══ Given data ══
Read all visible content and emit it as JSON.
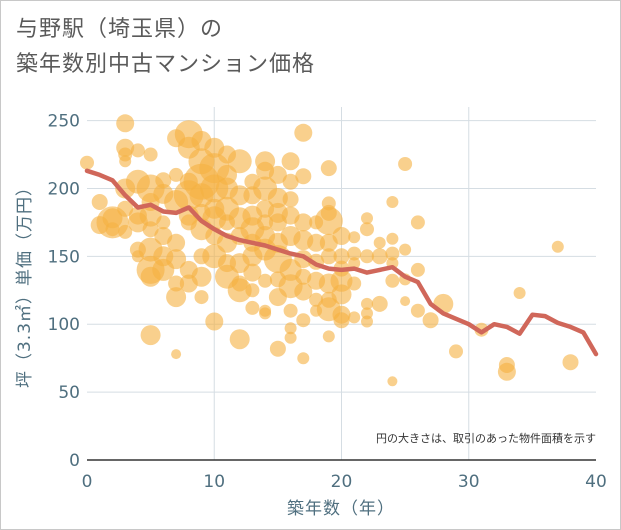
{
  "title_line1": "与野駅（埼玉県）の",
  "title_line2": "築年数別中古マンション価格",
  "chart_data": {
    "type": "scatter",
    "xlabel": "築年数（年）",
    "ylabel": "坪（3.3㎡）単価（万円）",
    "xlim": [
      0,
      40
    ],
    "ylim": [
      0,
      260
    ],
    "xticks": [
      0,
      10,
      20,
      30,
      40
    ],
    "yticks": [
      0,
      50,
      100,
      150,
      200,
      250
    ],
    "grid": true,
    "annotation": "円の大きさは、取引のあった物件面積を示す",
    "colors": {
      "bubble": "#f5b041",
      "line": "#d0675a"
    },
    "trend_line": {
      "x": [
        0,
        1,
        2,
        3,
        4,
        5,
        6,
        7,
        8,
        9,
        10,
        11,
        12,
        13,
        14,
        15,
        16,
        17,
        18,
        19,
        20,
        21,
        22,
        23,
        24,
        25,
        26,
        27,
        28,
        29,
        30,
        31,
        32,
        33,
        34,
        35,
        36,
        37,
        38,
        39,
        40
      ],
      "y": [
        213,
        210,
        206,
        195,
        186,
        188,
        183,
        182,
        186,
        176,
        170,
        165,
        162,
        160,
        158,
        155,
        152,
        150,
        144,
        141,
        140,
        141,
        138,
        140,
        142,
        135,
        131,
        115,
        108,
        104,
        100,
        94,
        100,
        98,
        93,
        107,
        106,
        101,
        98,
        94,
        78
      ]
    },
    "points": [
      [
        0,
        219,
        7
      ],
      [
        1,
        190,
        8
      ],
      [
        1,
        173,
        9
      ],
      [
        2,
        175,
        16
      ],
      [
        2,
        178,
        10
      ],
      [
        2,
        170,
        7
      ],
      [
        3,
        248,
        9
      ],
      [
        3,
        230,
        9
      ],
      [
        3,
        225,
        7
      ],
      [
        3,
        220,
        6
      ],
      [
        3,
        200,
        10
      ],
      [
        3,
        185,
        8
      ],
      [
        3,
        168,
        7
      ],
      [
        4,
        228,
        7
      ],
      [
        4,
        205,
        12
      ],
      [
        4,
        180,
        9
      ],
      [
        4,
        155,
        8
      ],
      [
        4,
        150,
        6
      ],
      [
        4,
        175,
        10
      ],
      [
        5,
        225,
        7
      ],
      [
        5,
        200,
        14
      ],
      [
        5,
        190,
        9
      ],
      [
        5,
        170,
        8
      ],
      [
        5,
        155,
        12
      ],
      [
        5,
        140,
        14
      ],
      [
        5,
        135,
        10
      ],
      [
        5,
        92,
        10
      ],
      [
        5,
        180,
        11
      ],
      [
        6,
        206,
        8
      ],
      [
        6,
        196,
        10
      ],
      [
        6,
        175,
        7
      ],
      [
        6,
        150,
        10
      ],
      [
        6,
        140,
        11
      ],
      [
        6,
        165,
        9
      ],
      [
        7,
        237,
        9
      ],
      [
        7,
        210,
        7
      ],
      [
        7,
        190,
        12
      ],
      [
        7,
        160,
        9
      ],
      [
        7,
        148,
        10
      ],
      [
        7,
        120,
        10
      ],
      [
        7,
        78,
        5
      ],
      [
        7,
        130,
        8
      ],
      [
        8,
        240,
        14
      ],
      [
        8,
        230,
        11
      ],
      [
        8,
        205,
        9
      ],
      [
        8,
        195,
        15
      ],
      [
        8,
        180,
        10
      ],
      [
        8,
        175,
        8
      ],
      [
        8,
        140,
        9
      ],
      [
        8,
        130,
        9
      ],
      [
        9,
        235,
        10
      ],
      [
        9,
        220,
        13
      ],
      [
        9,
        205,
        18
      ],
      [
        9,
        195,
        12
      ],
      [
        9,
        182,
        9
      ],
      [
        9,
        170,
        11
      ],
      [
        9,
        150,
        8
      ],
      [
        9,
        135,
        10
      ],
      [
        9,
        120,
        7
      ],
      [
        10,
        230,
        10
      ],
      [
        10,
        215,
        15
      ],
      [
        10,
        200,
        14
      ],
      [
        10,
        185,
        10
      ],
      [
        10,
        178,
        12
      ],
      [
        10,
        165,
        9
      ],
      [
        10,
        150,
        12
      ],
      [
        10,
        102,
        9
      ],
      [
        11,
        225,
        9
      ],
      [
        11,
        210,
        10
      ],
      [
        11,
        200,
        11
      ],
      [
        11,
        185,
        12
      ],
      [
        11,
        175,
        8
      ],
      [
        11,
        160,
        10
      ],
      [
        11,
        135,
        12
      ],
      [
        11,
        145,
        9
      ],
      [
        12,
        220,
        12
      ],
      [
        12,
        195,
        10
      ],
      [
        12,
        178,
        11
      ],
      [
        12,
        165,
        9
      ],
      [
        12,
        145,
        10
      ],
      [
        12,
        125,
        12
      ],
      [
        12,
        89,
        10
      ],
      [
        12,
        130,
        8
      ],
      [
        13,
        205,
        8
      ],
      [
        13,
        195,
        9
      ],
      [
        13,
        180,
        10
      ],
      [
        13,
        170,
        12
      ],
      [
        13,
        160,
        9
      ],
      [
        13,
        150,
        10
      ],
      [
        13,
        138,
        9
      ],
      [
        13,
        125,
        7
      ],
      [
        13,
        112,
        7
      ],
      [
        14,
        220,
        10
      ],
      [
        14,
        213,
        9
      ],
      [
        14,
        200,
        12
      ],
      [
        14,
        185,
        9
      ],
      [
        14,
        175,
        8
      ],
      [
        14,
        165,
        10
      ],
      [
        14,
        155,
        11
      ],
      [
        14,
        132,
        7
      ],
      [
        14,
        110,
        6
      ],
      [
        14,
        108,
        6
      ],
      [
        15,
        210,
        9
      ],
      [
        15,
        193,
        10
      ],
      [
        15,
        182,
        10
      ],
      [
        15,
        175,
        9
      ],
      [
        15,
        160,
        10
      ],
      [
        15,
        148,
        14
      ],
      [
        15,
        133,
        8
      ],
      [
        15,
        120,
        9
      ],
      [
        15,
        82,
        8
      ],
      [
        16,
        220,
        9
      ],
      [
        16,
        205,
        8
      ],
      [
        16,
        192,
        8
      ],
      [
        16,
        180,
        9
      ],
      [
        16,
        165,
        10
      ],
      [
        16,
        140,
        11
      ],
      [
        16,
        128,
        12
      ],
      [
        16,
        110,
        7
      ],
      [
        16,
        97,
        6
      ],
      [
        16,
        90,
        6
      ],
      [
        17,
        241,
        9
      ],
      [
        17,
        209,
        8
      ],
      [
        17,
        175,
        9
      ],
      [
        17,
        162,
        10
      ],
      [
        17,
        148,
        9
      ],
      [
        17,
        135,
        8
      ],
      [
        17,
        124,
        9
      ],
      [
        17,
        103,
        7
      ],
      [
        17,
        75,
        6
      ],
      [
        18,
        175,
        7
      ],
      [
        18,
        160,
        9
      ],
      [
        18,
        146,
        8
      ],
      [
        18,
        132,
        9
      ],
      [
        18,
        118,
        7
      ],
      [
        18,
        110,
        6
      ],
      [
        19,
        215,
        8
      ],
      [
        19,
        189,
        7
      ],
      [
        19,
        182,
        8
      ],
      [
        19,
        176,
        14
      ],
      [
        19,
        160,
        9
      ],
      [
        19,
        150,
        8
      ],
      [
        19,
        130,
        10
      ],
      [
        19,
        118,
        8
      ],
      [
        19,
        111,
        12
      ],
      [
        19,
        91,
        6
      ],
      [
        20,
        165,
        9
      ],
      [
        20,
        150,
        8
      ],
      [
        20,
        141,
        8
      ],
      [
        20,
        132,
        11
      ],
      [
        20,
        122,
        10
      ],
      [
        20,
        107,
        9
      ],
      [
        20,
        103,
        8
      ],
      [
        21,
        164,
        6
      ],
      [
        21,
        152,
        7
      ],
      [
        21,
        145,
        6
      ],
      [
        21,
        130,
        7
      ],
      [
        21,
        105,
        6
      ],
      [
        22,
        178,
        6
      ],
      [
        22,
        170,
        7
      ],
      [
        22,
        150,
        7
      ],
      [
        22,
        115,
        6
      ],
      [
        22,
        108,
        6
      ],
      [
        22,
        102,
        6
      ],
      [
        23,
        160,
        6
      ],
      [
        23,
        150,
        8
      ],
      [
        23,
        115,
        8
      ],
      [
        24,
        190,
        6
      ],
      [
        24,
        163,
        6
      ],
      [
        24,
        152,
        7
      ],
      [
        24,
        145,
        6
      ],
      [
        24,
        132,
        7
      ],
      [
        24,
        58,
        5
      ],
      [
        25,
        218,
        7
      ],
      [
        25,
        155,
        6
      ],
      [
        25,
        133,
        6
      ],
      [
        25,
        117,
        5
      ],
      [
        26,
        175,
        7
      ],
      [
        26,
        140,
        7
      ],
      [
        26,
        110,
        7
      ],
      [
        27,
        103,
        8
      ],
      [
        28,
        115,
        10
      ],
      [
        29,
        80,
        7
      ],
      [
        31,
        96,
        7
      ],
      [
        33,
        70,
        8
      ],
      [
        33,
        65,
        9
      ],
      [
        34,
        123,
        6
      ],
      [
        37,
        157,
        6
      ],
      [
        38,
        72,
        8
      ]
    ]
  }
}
═══
══ Given data ══
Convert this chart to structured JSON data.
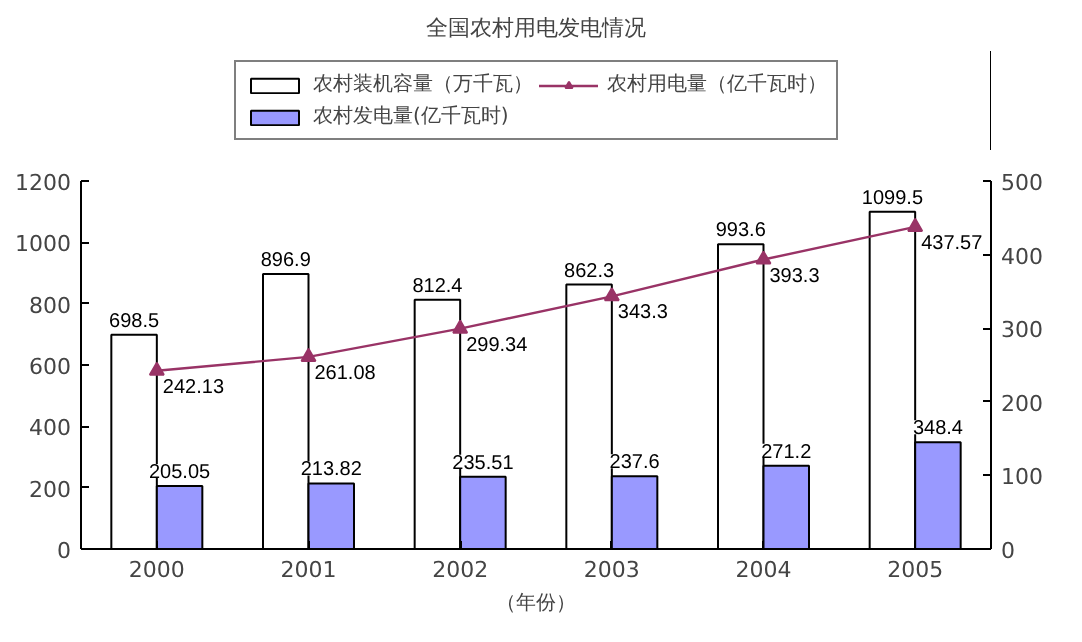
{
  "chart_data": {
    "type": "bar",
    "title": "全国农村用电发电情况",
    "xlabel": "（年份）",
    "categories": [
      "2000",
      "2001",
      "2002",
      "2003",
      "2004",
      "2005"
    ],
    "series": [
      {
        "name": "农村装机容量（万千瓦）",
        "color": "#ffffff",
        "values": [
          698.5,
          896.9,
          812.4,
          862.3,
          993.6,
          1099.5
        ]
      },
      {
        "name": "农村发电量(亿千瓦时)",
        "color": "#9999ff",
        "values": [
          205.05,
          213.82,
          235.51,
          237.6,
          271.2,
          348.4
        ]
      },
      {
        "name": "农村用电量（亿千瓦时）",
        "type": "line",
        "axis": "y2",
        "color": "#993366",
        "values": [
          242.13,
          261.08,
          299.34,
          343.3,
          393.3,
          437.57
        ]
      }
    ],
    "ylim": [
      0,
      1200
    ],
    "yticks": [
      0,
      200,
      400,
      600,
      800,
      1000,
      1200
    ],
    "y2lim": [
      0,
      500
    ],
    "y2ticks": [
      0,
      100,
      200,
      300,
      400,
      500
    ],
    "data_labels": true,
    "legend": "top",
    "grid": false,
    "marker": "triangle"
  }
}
═══
Where a line of the data holds "name", show that line.

- **Response for this exercise**:
        "name": "农村装机容量（万千瓦）",
        "name": "农村发电量(亿千瓦时)",
        "name": "农村用电量（亿千瓦时）",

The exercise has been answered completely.